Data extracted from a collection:
— BEGIN —

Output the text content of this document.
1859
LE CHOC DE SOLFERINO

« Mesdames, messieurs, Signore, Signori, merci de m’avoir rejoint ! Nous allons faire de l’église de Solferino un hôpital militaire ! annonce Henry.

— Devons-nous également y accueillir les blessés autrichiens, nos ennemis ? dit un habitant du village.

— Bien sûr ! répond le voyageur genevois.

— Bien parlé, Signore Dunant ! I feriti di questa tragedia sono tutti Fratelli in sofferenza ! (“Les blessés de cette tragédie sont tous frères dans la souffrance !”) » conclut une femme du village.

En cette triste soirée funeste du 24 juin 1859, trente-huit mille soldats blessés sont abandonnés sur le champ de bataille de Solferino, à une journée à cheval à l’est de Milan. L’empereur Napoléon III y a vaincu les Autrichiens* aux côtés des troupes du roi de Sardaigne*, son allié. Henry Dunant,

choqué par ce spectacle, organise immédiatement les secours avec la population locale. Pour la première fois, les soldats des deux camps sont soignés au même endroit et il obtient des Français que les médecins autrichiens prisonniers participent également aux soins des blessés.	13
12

— END —

(Your task):
Nothing should be left out: return all of the records exactly.

(Task result):
Output the text content of this document.
1859
LE CHOC DE SOLFERINO

« Mesdames, messieurs, Signore, Signori, merci de m’avoir rejoint ! Nous allons faire de l’église de Solferino un hôpital militaire ! annonce Henry.

— Devons-nous également y accueillir les blessés autrichiens, nos ennemis ? dit un habitant du village.

— Bien sûr ! répond le voyageur genevois.

— Bien parlé, Signore Dunant ! I feriti di questa tragedia sono tutti Fratelli in sofferenza ! (“Les blessés de cette tragédie sont tous frères dans la souffrance !”) » conclut une femme du village.

En cette triste soirée funeste du 24 juin 1859, trente-huit mille soldats blessés sont abandonnés sur le champ de bataille de Solferino, à une journée à cheval à l’est de Milan. L’empereur Napoléon III y a vaincu les Autrichiens* aux côtés des troupes du roi de Sardaigne*, son allié. Henry Dunant,

choqué par ce spectacle, organise immédiatement les secours avec la population locale. Pour la première fois, les soldats des deux camps sont soignés au même endroit et il obtient des Français que les médecins autrichiens prisonniers participent également aux soins des blessés.	13
12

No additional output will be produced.